• SUPPLIED DATA
————

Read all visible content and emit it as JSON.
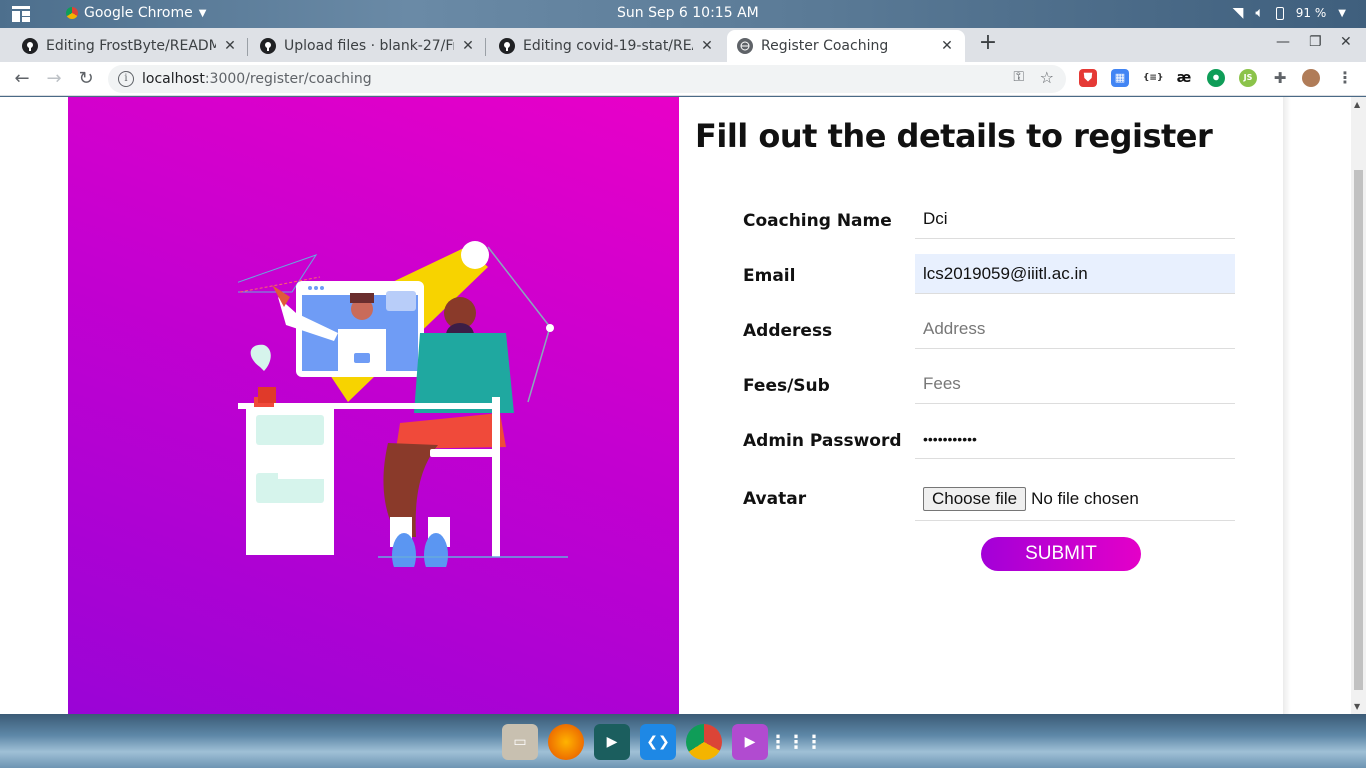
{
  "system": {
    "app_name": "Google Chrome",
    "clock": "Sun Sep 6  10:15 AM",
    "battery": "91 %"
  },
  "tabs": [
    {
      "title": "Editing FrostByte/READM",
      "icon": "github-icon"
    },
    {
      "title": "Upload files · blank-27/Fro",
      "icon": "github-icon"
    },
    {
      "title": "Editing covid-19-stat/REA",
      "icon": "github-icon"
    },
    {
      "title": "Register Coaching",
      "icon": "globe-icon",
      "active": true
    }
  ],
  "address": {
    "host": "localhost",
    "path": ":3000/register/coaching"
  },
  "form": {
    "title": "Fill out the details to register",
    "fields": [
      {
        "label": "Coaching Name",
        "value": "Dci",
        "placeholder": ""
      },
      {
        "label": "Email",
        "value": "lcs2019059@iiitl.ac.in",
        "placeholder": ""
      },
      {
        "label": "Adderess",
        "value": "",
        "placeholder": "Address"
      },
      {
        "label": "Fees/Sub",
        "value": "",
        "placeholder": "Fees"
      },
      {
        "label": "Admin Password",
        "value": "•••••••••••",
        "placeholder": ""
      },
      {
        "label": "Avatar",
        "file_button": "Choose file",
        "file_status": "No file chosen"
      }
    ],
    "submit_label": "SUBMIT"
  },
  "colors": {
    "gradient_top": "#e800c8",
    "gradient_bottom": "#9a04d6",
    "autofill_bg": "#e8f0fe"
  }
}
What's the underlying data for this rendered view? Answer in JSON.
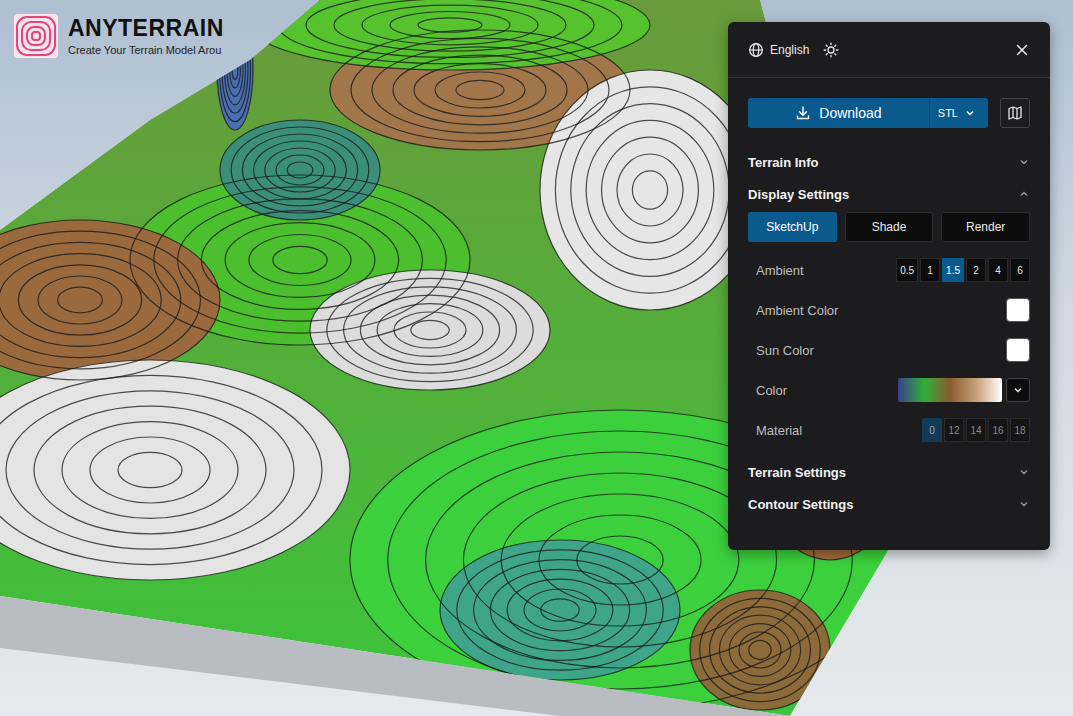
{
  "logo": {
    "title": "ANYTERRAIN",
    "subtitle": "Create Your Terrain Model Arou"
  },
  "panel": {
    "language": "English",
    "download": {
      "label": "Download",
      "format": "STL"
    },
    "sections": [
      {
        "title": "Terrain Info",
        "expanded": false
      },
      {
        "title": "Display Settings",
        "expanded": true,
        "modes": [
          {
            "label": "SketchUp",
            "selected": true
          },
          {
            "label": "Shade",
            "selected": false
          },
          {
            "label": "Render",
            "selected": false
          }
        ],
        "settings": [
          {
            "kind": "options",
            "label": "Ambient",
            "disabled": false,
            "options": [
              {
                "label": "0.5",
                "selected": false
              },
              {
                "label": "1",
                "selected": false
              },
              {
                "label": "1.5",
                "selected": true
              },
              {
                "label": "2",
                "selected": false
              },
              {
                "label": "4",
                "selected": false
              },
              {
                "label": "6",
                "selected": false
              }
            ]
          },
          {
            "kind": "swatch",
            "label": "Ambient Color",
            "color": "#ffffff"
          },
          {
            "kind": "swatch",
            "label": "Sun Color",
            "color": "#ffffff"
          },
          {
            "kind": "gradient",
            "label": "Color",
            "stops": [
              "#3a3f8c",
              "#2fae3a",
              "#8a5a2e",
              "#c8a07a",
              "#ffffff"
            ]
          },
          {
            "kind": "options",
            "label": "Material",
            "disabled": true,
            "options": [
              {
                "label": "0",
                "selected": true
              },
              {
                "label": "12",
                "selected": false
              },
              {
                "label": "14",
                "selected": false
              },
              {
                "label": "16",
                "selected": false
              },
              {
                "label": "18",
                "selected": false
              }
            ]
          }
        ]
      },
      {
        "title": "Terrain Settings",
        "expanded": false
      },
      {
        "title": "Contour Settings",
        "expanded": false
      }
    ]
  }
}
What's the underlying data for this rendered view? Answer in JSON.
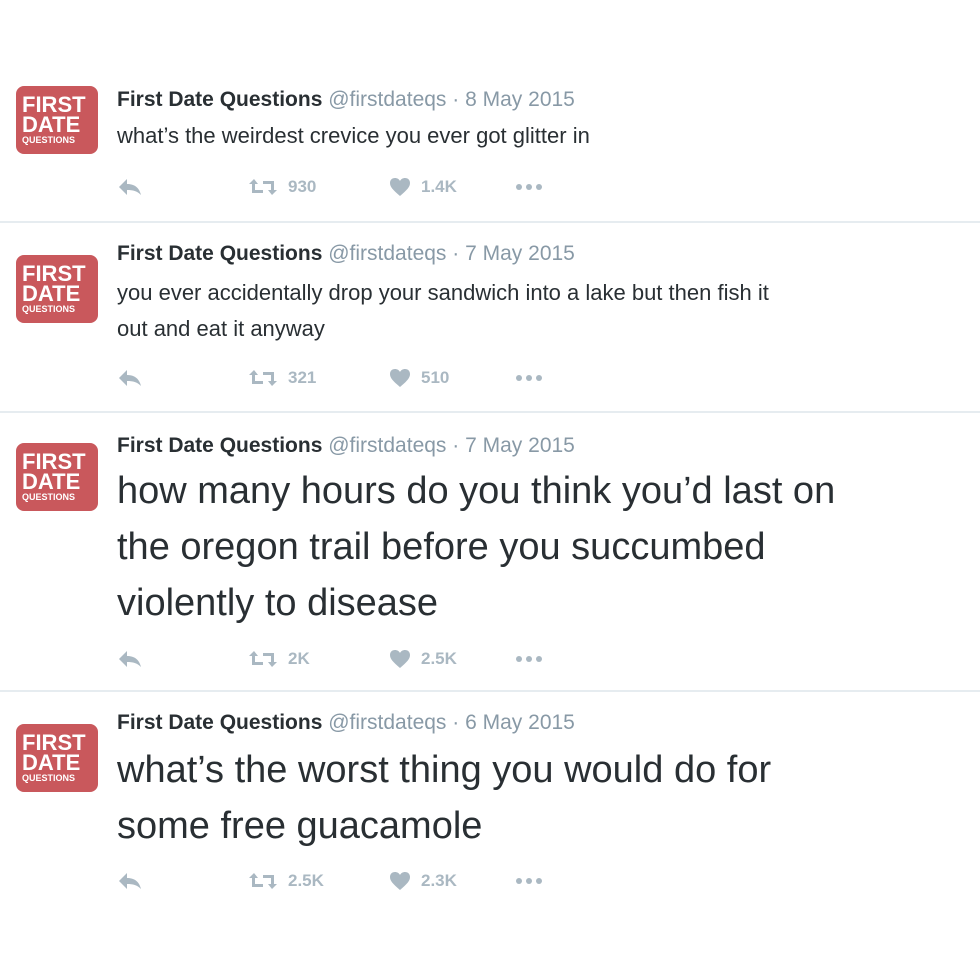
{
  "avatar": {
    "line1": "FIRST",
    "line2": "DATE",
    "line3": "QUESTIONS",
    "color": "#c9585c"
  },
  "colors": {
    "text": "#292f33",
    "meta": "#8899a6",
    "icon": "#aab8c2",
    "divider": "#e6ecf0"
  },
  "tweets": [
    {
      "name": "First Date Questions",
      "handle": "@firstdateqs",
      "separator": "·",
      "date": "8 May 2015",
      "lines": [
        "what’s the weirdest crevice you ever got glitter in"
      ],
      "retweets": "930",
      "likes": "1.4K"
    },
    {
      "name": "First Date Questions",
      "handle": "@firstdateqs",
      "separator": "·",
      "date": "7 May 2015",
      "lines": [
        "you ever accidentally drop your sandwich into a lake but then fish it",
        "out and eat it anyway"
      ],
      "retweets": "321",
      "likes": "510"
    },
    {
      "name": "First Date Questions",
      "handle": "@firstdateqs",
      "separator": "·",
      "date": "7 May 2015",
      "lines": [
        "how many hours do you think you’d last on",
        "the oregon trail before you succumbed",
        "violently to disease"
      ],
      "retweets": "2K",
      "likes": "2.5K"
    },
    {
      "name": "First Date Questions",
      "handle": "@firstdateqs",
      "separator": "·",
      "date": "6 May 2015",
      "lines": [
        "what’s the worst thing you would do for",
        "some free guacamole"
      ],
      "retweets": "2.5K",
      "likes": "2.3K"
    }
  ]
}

————

• DIRECTIONS FOR THIS TASK
Determine the number of lines in these entries that contain the word "true", and write only that number.

• EXERCISE ANSWER
6